## Задание:
Перепишите из текста об отношениях без изменений часть от слов «Может, и были» до слов «принимал их всерьез.» включительно.

## Фрагмент текста:
·····

Может, и были среди них такие, что серьезно смотрели на отношения. Мне было все равно. Казалось, что все они предатели, в конечном счете. Чего я буду думать о них? Не предъявляли они никаких претензий ко мне. Если и случалось, то, как только они предъявляли, я тут же от себя отсекал. Я не хочу сказать, что полгорода перетрахал. Не льсти мне. Просто в тот момент попадались девушки, и я не принимал их всерьез.
Не был готов к каким-то отношениям. Отношений не было. Как и романтики. Другое у меня восприятие было. Да, вел себя как подонок. Ты это хочешь услышать? А что эту тему развивать… Такое все было мутное. Я помню, встречался с девушкой, какие-то отношения были, но при этом мог встречаться еще с одной, с двумя. И что выгорало, то выгорало. Вот так вот. У меня не было одной какой-то. Чем больше, тем лучше. Я понимал, что я свободный и поэтому могу делать все что угодно. Я ничей. Я понимал, что эти романы не приведут ни к чему такому глобальному. Есть секс — хорошо. Нет — до свидания через какое-то время. До свидания, некогда. Но я все время искал контакта какого-то. Не мог быть один. Было холодно.

·····

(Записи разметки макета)
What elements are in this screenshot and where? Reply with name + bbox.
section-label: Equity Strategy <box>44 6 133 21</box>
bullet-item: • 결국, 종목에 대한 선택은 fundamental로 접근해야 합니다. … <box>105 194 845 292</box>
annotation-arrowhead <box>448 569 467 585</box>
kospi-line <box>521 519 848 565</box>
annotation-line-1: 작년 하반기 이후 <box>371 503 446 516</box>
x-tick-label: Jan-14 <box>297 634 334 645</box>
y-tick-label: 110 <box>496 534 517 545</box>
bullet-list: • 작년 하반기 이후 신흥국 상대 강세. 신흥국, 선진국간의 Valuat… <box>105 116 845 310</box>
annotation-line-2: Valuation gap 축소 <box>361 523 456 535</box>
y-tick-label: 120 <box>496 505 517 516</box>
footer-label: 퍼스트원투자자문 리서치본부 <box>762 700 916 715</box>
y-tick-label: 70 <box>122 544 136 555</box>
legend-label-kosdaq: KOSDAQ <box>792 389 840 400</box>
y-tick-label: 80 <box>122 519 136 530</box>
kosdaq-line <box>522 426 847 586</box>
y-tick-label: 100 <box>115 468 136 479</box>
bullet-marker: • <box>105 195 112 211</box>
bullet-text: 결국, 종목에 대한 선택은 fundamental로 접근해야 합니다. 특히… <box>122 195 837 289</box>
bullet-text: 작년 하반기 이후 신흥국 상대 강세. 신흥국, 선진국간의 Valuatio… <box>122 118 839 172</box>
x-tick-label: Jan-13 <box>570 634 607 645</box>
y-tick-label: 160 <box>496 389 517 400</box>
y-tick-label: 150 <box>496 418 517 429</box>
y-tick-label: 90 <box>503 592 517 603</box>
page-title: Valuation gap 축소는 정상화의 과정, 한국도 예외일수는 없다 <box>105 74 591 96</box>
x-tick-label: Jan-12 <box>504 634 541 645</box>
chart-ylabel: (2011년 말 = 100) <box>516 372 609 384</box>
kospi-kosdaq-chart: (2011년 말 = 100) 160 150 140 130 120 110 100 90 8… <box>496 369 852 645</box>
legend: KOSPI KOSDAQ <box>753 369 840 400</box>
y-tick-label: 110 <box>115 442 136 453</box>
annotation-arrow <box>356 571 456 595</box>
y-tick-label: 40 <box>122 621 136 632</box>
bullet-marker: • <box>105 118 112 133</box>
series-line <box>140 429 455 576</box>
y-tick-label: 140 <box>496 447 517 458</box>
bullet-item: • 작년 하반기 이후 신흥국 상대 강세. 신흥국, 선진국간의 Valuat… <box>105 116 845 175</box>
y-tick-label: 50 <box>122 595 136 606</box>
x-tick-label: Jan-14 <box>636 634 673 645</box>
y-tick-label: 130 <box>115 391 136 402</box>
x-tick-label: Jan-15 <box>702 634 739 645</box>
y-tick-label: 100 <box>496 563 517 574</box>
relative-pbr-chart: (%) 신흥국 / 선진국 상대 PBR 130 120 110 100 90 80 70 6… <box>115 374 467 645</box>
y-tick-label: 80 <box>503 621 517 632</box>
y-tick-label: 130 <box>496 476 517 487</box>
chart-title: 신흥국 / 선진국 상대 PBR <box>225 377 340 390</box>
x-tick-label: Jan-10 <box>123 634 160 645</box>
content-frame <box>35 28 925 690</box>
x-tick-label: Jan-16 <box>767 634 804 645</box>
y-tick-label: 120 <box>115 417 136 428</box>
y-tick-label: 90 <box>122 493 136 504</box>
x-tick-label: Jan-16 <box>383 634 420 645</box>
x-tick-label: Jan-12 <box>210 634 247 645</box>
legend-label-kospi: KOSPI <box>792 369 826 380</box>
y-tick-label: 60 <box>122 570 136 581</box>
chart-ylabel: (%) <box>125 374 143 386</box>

·····

## Решение:
Может, и были среди них такие, что серьезно смотрели на отношения. Мне было все равно. Казалось, что все они предатели, в конечном счете. Чего я буду думать о них? Не предъявляли они никаких претензий ко мне. Если и случалось, то, как только они предъявляли, я тут же от себя отсекал. Я не хочу сказать, что полгорода перетрахал. Не льсти мне. Просто в тот момент попадались девушки, и я не принимал их всерьез.